**A run of records:**
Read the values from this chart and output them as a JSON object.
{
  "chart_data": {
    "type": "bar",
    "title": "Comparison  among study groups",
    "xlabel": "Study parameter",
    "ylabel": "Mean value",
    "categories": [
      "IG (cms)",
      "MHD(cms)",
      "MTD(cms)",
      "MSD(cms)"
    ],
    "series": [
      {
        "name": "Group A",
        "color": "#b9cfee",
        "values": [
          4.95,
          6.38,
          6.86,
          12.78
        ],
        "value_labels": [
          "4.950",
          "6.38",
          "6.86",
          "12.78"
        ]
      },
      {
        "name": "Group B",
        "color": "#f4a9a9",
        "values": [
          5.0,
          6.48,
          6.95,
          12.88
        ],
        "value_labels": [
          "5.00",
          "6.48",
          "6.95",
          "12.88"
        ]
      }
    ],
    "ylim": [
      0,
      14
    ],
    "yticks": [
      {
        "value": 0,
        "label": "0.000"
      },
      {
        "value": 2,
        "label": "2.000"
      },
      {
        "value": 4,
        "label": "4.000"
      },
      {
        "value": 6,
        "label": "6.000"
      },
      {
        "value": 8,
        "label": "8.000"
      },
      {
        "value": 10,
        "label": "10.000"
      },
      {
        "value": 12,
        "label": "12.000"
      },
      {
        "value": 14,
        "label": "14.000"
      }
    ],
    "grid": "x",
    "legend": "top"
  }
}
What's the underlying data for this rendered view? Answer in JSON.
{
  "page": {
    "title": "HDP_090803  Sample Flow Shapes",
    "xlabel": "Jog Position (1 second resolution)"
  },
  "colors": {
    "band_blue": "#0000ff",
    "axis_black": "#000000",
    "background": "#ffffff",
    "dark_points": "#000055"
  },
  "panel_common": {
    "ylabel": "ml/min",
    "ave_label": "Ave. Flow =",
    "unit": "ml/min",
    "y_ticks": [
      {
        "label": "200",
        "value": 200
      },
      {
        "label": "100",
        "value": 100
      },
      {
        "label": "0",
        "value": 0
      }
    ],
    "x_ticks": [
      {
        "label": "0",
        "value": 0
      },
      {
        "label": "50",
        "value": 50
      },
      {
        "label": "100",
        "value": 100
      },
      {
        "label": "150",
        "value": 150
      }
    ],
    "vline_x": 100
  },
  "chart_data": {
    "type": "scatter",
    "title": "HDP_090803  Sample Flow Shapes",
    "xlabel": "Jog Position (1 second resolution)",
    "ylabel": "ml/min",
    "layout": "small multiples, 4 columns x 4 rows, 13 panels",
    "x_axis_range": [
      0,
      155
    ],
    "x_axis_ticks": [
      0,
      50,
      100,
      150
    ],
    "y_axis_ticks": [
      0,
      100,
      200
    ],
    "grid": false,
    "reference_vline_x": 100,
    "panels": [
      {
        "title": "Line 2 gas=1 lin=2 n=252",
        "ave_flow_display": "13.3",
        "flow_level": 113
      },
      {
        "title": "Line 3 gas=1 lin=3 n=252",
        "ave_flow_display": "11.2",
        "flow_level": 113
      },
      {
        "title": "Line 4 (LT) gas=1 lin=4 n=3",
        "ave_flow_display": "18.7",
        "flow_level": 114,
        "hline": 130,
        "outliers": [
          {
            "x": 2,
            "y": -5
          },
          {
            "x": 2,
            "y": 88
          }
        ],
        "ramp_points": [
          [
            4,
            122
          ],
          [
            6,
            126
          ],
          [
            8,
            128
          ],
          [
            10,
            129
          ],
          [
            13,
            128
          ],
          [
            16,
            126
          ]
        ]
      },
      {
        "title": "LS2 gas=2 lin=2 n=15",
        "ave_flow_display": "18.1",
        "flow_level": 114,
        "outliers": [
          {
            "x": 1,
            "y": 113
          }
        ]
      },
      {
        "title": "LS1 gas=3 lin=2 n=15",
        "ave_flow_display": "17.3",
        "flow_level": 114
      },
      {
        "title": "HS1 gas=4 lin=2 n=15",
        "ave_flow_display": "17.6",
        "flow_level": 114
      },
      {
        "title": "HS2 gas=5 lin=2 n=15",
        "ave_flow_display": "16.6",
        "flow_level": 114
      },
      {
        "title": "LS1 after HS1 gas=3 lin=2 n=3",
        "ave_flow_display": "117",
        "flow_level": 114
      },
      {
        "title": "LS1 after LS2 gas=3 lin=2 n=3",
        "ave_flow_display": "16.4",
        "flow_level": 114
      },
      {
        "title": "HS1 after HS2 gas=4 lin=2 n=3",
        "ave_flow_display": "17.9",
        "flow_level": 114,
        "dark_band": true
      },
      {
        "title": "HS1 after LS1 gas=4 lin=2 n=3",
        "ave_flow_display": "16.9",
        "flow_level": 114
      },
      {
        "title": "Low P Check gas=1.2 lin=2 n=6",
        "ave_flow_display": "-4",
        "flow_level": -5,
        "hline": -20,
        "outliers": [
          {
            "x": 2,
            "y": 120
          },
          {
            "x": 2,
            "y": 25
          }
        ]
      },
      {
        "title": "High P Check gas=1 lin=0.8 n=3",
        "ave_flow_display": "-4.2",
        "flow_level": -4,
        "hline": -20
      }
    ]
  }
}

**Request:** Restate the records, all of them, precisely as written.

**Completed task:**
Read the values from this chart and output them as a JSON object.
{
  "chart_data": {
    "type": "bar",
    "title": "Comparison  among study groups",
    "xlabel": "Study parameter",
    "ylabel": "Mean value",
    "categories": [
      "IG (cms)",
      "MHD(cms)",
      "MTD(cms)",
      "MSD(cms)"
    ],
    "series": [
      {
        "name": "Group A",
        "color": "#b9cfee",
        "values": [
          4.95,
          6.38,
          6.86,
          12.78
        ],
        "value_labels": [
          "4.950",
          "6.38",
          "6.86",
          "12.78"
        ]
      },
      {
        "name": "Group B",
        "color": "#f4a9a9",
        "values": [
          5.0,
          6.48,
          6.95,
          12.88
        ],
        "value_labels": [
          "5.00",
          "6.48",
          "6.95",
          "12.88"
        ]
      }
    ],
    "ylim": [
      0,
      14
    ],
    "yticks": [
      {
        "value": 0,
        "label": "0.000"
      },
      {
        "value": 2,
        "label": "2.000"
      },
      {
        "value": 4,
        "label": "4.000"
      },
      {
        "value": 6,
        "label": "6.000"
      },
      {
        "value": 8,
        "label": "8.000"
      },
      {
        "value": 10,
        "label": "10.000"
      },
      {
        "value": 12,
        "label": "12.000"
      },
      {
        "value": 14,
        "label": "14.000"
      }
    ],
    "grid": "x",
    "legend": "top"
  }
}
What's the underlying data for this rendered view? Answer in JSON.
{
  "page": {
    "title": "HDP_090803  Sample Flow Shapes",
    "xlabel": "Jog Position (1 second resolution)"
  },
  "colors": {
    "band_blue": "#0000ff",
    "axis_black": "#000000",
    "background": "#ffffff",
    "dark_points": "#000055"
  },
  "panel_common": {
    "ylabel": "ml/min",
    "ave_label": "Ave. Flow =",
    "unit": "ml/min",
    "y_ticks": [
      {
        "label": "200",
        "value": 200
      },
      {
        "label": "100",
        "value": 100
      },
      {
        "label": "0",
        "value": 0
      }
    ],
    "x_ticks": [
      {
        "label": "0",
        "value": 0
      },
      {
        "label": "50",
        "value": 50
      },
      {
        "label": "100",
        "value": 100
      },
      {
        "label": "150",
        "value": 150
      }
    ],
    "vline_x": 100
  },
  "chart_data": {
    "type": "scatter",
    "title": "HDP_090803  Sample Flow Shapes",
    "xlabel": "Jog Position (1 second resolution)",
    "ylabel": "ml/min",
    "layout": "small multiples, 4 columns x 4 rows, 13 panels",
    "x_axis_range": [
      0,
      155
    ],
    "x_axis_ticks": [
      0,
      50,
      100,
      150
    ],
    "y_axis_ticks": [
      0,
      100,
      200
    ],
    "grid": false,
    "reference_vline_x": 100,
    "panels": [
      {
        "title": "Line 2 gas=1 lin=2 n=252",
        "ave_flow_display": "13.3",
        "flow_level": 113
      },
      {
        "title": "Line 3 gas=1 lin=3 n=252",
        "ave_flow_display": "11.2",
        "flow_level": 113
      },
      {
        "title": "Line 4 (LT) gas=1 lin=4 n=3",
        "ave_flow_display": "18.7",
        "flow_level": 114,
        "hline": 130,
        "outliers": [
          {
            "x": 2,
            "y": -5
          },
          {
            "x": 2,
            "y": 88
          }
        ],
        "ramp_points": [
          [
            4,
            122
          ],
          [
            6,
            126
          ],
          [
            8,
            128
          ],
          [
            10,
            129
          ],
          [
            13,
            128
          ],
          [
            16,
            126
          ]
        ]
      },
      {
        "title": "LS2 gas=2 lin=2 n=15",
        "ave_flow_display": "18.1",
        "flow_level": 114,
        "outliers": [
          {
            "x": 1,
            "y": 113
          }
        ]
      },
      {
        "title": "LS1 gas=3 lin=2 n=15",
        "ave_flow_display": "17.3",
        "flow_level": 114
      },
      {
        "title": "HS1 gas=4 lin=2 n=15",
        "ave_flow_display": "17.6",
        "flow_level": 114
      },
      {
        "title": "HS2 gas=5 lin=2 n=15",
        "ave_flow_display": "16.6",
        "flow_level": 114
      },
      {
        "title": "LS1 after HS1 gas=3 lin=2 n=3",
        "ave_flow_display": "117",
        "flow_level": 114
      },
      {
        "title": "LS1 after LS2 gas=3 lin=2 n=3",
        "ave_flow_display": "16.4",
        "flow_level": 114
      },
      {
        "title": "HS1 after HS2 gas=4 lin=2 n=3",
        "ave_flow_display": "17.9",
        "flow_level": 114,
        "dark_band": true
      },
      {
        "title": "HS1 after LS1 gas=4 lin=2 n=3",
        "ave_flow_display": "16.9",
        "flow_level": 114
      },
      {
        "title": "Low P Check gas=1.2 lin=2 n=6",
        "ave_flow_display": "-4",
        "flow_level": -5,
        "hline": -20,
        "outliers": [
          {
            "x": 2,
            "y": 120
          },
          {
            "x": 2,
            "y": 25
          }
        ]
      },
      {
        "title": "High P Check gas=1 lin=0.8 n=3",
        "ave_flow_display": "-4.2",
        "flow_level": -4,
        "hline": -20
      }
    ]
  }
}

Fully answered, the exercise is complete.